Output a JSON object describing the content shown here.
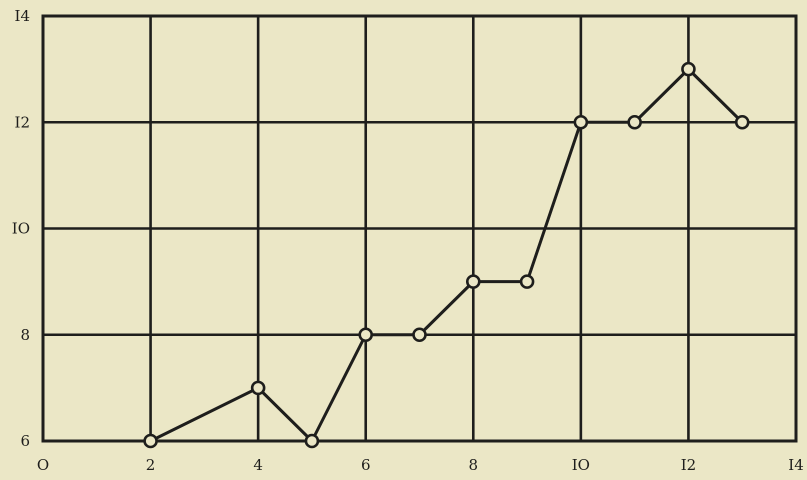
{
  "chart_data": {
    "type": "line",
    "title": "",
    "xlabel": "",
    "ylabel": "",
    "x_ticks": [
      "O",
      "2",
      "4",
      "6",
      "8",
      "IO",
      "I2",
      "I4"
    ],
    "y_ticks": [
      "6",
      "8",
      "IO",
      "I2",
      "I4"
    ],
    "xlim": [
      0,
      14
    ],
    "ylim": [
      6,
      14
    ],
    "grid": true,
    "series": [
      {
        "x": [
          2,
          4,
          5,
          6,
          7,
          8,
          9,
          10,
          11,
          12,
          13
        ],
        "y": [
          6,
          7,
          6,
          8,
          8,
          9,
          9,
          12,
          12,
          13,
          12
        ]
      }
    ]
  },
  "colors": {
    "background": "#ebe7c6",
    "ink": "#1e1e1c"
  }
}
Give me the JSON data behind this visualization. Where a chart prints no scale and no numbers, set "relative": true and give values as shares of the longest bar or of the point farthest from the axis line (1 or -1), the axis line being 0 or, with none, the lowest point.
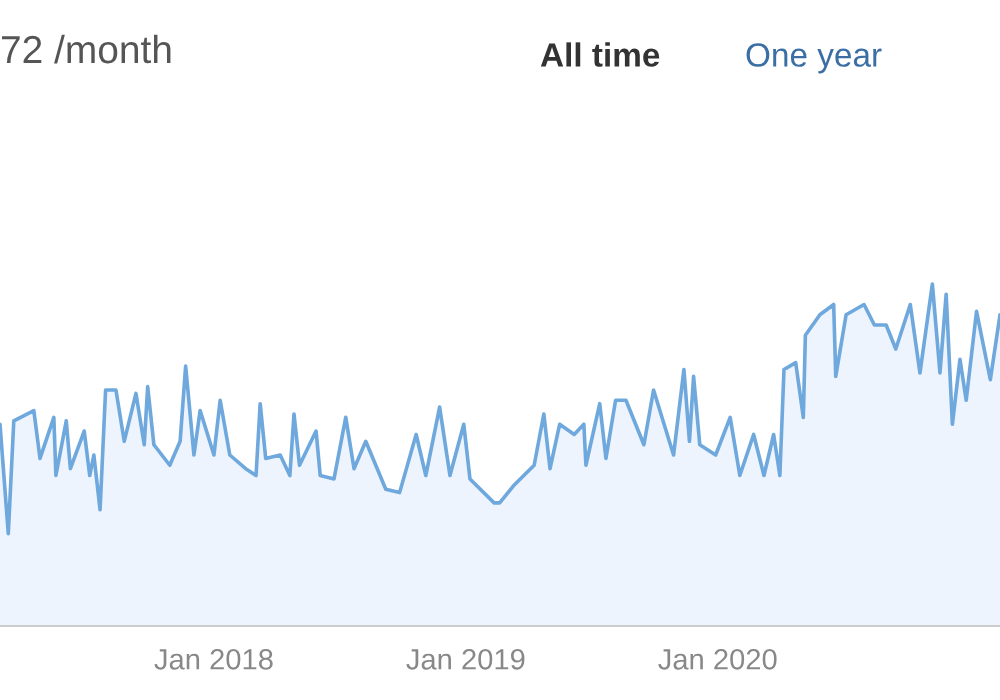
{
  "chart_data": {
    "type": "area",
    "title": "72 /month",
    "relative": true,
    "annotations": [
      "All time",
      "One year"
    ],
    "xlim": [
      "2017-02-25",
      "2021-02-13"
    ],
    "xticks": [
      {
        "value": "2018-01-01",
        "label": "Jan 2018"
      },
      {
        "value": "2019-01-01",
        "label": "Jan 2019"
      },
      {
        "value": "2020-01-01",
        "label": "Jan 2020"
      }
    ],
    "grid": false,
    "series": [
      {
        "color": "#6fa8dc",
        "x": [
          "2017-02-25",
          "2017-03-09",
          "2017-03-17",
          "2017-04-15",
          "2017-04-24",
          "2017-05-14",
          "2017-05-17",
          "2017-06-01",
          "2017-06-07",
          "2017-06-27",
          "2017-07-05",
          "2017-07-11",
          "2017-07-20",
          "2017-07-28",
          "2017-08-12",
          "2017-08-24",
          "2017-09-10",
          "2017-09-22",
          "2017-09-27",
          "2017-10-06",
          "2017-10-29",
          "2017-11-13",
          "2017-11-21",
          "2017-12-03",
          "2017-12-12",
          "2018-01-01",
          "2018-01-10",
          "2018-01-24",
          "2018-02-16",
          "2018-03-03",
          "2018-03-09",
          "2018-03-17",
          "2018-04-07",
          "2018-04-21",
          "2018-04-27",
          "2018-05-05",
          "2018-05-29",
          "2018-06-04",
          "2018-06-24",
          "2018-07-11",
          "2018-07-23",
          "2018-08-09",
          "2018-09-07",
          "2018-09-27",
          "2018-10-21",
          "2018-11-04",
          "2018-11-24",
          "2018-12-09",
          "2018-12-29",
          "2019-01-07",
          "2019-02-11",
          "2019-02-19",
          "2019-03-11",
          "2019-04-10",
          "2019-04-24",
          "2019-05-03",
          "2019-05-17",
          "2019-06-07",
          "2019-06-21",
          "2019-06-24",
          "2019-07-14",
          "2019-07-23",
          "2019-08-06",
          "2019-08-21",
          "2019-09-16",
          "2019-09-30",
          "2019-10-29",
          "2019-11-13",
          "2019-11-21",
          "2019-11-27",
          "2019-12-06",
          "2019-12-29",
          "2020-01-19",
          "2020-02-02",
          "2020-02-22",
          "2020-03-08",
          "2020-03-22",
          "2020-03-31",
          "2020-04-06",
          "2020-04-23",
          "2020-05-04",
          "2020-05-07",
          "2020-05-28",
          "2020-06-17",
          "2020-06-20",
          "2020-07-05",
          "2020-07-31",
          "2020-08-15",
          "2020-09-01",
          "2020-09-15",
          "2020-10-06",
          "2020-10-20",
          "2020-11-07",
          "2020-11-18",
          "2020-11-27",
          "2020-12-06",
          "2020-12-17",
          "2020-12-26",
          "2021-01-10",
          "2021-01-30",
          "2021-02-13"
        ],
        "values": [
          0.59,
          0.27,
          0.6,
          0.63,
          0.49,
          0.61,
          0.44,
          0.6,
          0.46,
          0.57,
          0.44,
          0.5,
          0.34,
          0.69,
          0.69,
          0.54,
          0.68,
          0.53,
          0.7,
          0.53,
          0.47,
          0.54,
          0.76,
          0.5,
          0.63,
          0.5,
          0.66,
          0.5,
          0.46,
          0.44,
          0.65,
          0.49,
          0.5,
          0.44,
          0.62,
          0.47,
          0.57,
          0.44,
          0.43,
          0.61,
          0.46,
          0.54,
          0.4,
          0.39,
          0.56,
          0.44,
          0.64,
          0.44,
          0.59,
          0.43,
          0.36,
          0.36,
          0.41,
          0.47,
          0.62,
          0.46,
          0.59,
          0.56,
          0.59,
          0.47,
          0.65,
          0.49,
          0.66,
          0.66,
          0.53,
          0.69,
          0.5,
          0.75,
          0.54,
          0.73,
          0.53,
          0.5,
          0.61,
          0.44,
          0.56,
          0.44,
          0.56,
          0.44,
          0.75,
          0.77,
          0.61,
          0.85,
          0.91,
          0.94,
          0.73,
          0.91,
          0.94,
          0.88,
          0.88,
          0.81,
          0.94,
          0.74,
          1.0,
          0.74,
          0.97,
          0.59,
          0.78,
          0.66,
          0.92,
          0.72,
          0.91
        ]
      }
    ]
  }
}
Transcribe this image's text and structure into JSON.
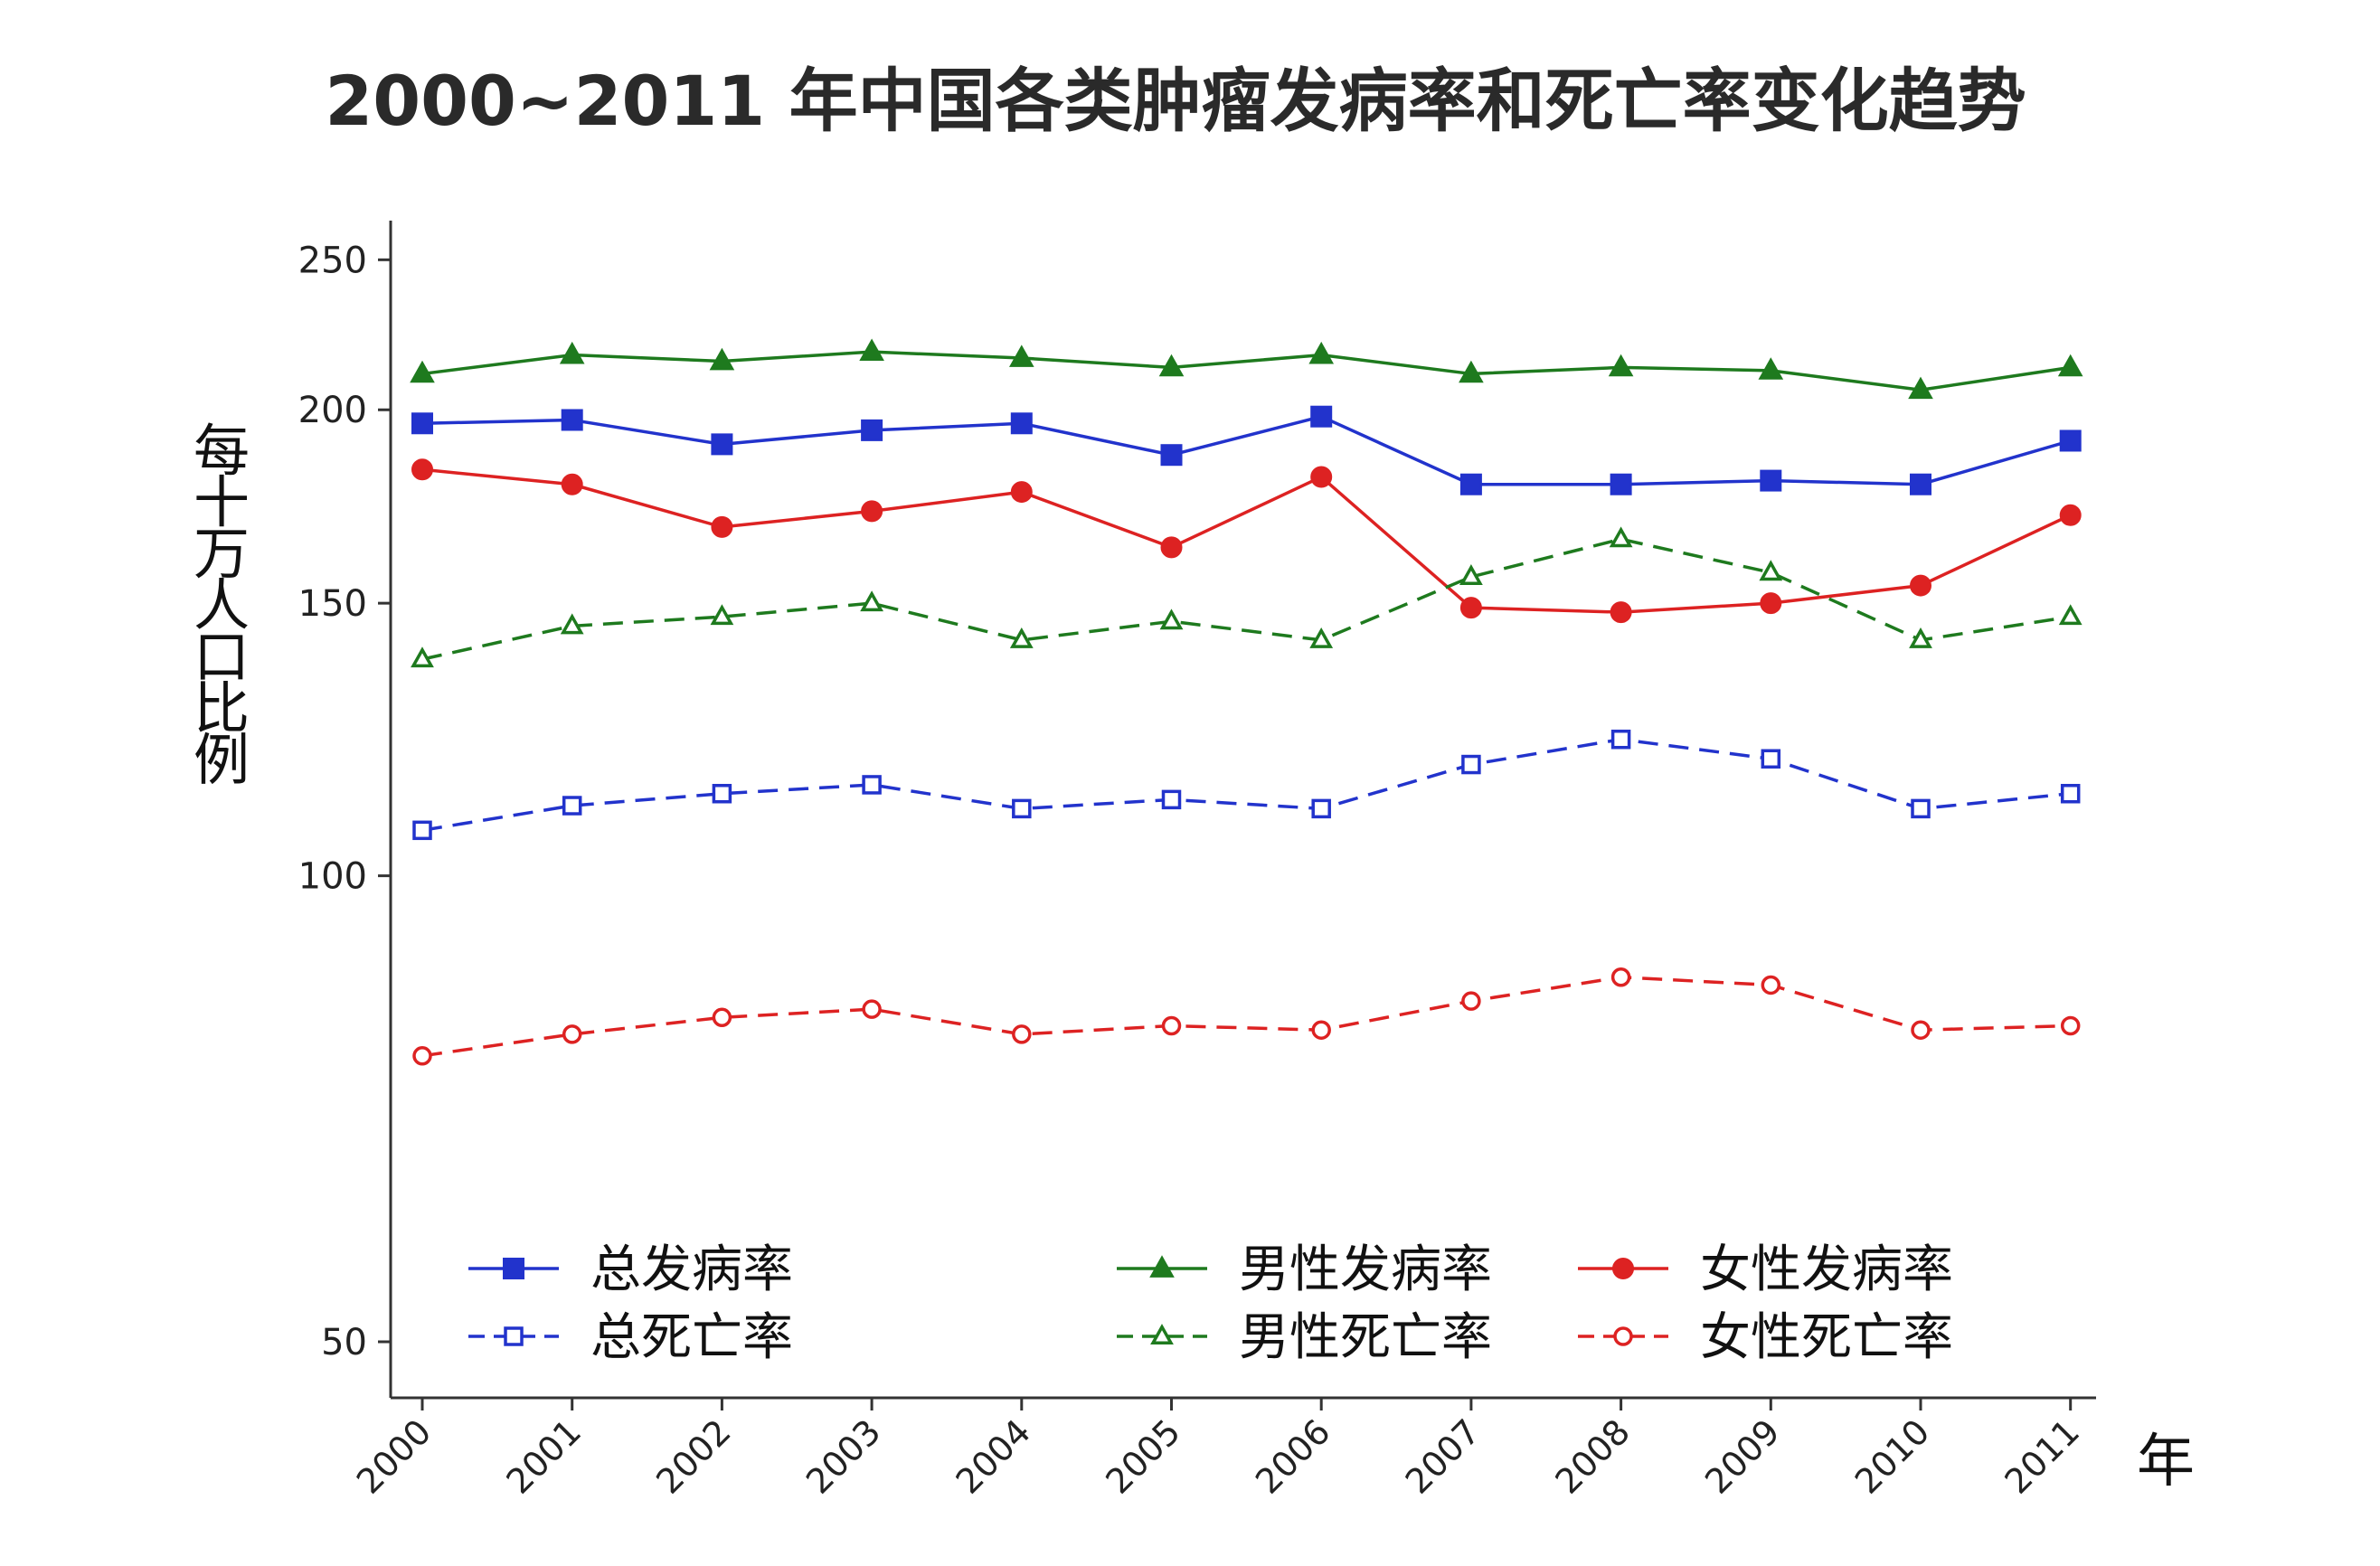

--- STATED GOAL ---
Restate the data above word for word. Do not include the images.

--- SOLUTION ---
Output a JSON object describing the content shown here.
{
  "chart_data": {
    "type": "line",
    "title": "",
    "xlabel": "",
    "ylabel": "",
    "x_ticks": [
      "O",
      "2",
      "4",
      "6",
      "8",
      "IO",
      "I2",
      "I4"
    ],
    "y_ticks": [
      "6",
      "8",
      "IO",
      "I2",
      "I4"
    ],
    "xlim": [
      0,
      14
    ],
    "ylim": [
      6,
      14
    ],
    "grid": true,
    "series": [
      {
        "x": [
          2,
          4,
          5,
          6,
          7,
          8,
          9,
          10,
          11,
          12,
          13
        ],
        "y": [
          6,
          7,
          6,
          8,
          8,
          9,
          9,
          12,
          12,
          13,
          12
        ]
      }
    ]
  },
  "colors": {
    "background": "#ebe7c6",
    "ink": "#1e1e1c"
  }
}
Give me the JSON data behind this visualization. Where a chart prints no scale and no numbers, set "relative": true and give values as shares of the longest bar or of the point farthest from the axis line (1 or -1), the axis line being 0 or, with none, the lowest point.
{
  "chart_data": {
    "type": "area",
    "title": "72 /month",
    "relative": true,
    "annotations": [
      "All time",
      "One year"
    ],
    "xlim": [
      "2017-02-25",
      "2021-02-13"
    ],
    "xticks": [
      {
        "value": "2018-01-01",
        "label": "Jan 2018"
      },
      {
        "value": "2019-01-01",
        "label": "Jan 2019"
      },
      {
        "value": "2020-01-01",
        "label": "Jan 2020"
      }
    ],
    "grid": false,
    "series": [
      {
        "color": "#6fa8dc",
        "x": [
          "2017-02-25",
          "2017-03-09",
          "2017-03-17",
          "2017-04-15",
          "2017-04-24",
          "2017-05-14",
          "2017-05-17",
          "2017-06-01",
          "2017-06-07",
          "2017-06-27",
          "2017-07-05",
          "2017-07-11",
          "2017-07-20",
          "2017-07-28",
          "2017-08-12",
          "2017-08-24",
          "2017-09-10",
          "2017-09-22",
          "2017-09-27",
          "2017-10-06",
          "2017-10-29",
          "2017-11-13",
          "2017-11-21",
          "2017-12-03",
          "2017-12-12",
          "2018-01-01",
          "2018-01-10",
          "2018-01-24",
          "2018-02-16",
          "2018-03-03",
          "2018-03-09",
          "2018-03-17",
          "2018-04-07",
          "2018-04-21",
          "2018-04-27",
          "2018-05-05",
          "2018-05-29",
          "2018-06-04",
          "2018-06-24",
          "2018-07-11",
          "2018-07-23",
          "2018-08-09",
          "2018-09-07",
          "2018-09-27",
          "2018-10-21",
          "2018-11-04",
          "2018-11-24",
          "2018-12-09",
          "2018-12-29",
          "2019-01-07",
          "2019-02-11",
          "2019-02-19",
          "2019-03-11",
          "2019-04-10",
          "2019-04-24",
          "2019-05-03",
          "2019-05-17",
          "2019-06-07",
          "2019-06-21",
          "2019-06-24",
          "2019-07-14",
          "2019-07-23",
          "2019-08-06",
          "2019-08-21",
          "2019-09-16",
          "2019-09-30",
          "2019-10-29",
          "2019-11-13",
          "2019-11-21",
          "2019-11-27",
          "2019-12-06",
          "2019-12-29",
          "2020-01-19",
          "2020-02-02",
          "2020-02-22",
          "2020-03-08",
          "2020-03-22",
          "2020-03-31",
          "2020-04-06",
          "2020-04-23",
          "2020-05-04",
          "2020-05-07",
          "2020-05-28",
          "2020-06-17",
          "2020-06-20",
          "2020-07-05",
          "2020-07-31",
          "2020-08-15",
          "2020-09-01",
          "2020-09-15",
          "2020-10-06",
          "2020-10-20",
          "2020-11-07",
          "2020-11-18",
          "2020-11-27",
          "2020-12-06",
          "2020-12-17",
          "2020-12-26",
          "2021-01-10",
          "2021-01-30",
          "2021-02-13"
        ],
        "values": [
          0.59,
          0.27,
          0.6,
          0.63,
          0.49,
          0.61,
          0.44,
          0.6,
          0.46,
          0.57,
          0.44,
          0.5,
          0.34,
          0.69,
          0.69,
          0.54,
          0.68,
          0.53,
          0.7,
          0.53,
          0.47,
          0.54,
          0.76,
          0.5,
          0.63,
          0.5,
          0.66,
          0.5,
          0.46,
          0.44,
          0.65,
          0.49,
          0.5,
          0.44,
          0.62,
          0.47,
          0.57,
          0.44,
          0.43,
          0.61,
          0.46,
          0.54,
          0.4,
          0.39,
          0.56,
          0.44,
          0.64,
          0.44,
          0.59,
          0.43,
          0.36,
          0.36,
          0.41,
          0.47,
          0.62,
          0.46,
          0.59,
          0.56,
          0.59,
          0.47,
          0.65,
          0.49,
          0.66,
          0.66,
          0.53,
          0.69,
          0.5,
          0.75,
          0.54,
          0.73,
          0.53,
          0.5,
          0.61,
          0.44,
          0.56,
          0.44,
          0.56,
          0.44,
          0.75,
          0.77,
          0.61,
          0.85,
          0.91,
          0.94,
          0.73,
          0.91,
          0.94,
          0.88,
          0.88,
          0.81,
          0.94,
          0.74,
          1.0,
          0.74,
          0.97,
          0.59,
          0.78,
          0.66,
          0.92,
          0.72,
          0.91
        ]
      }
    ]
  }
}
Transcribe this image's text and structure into JSON.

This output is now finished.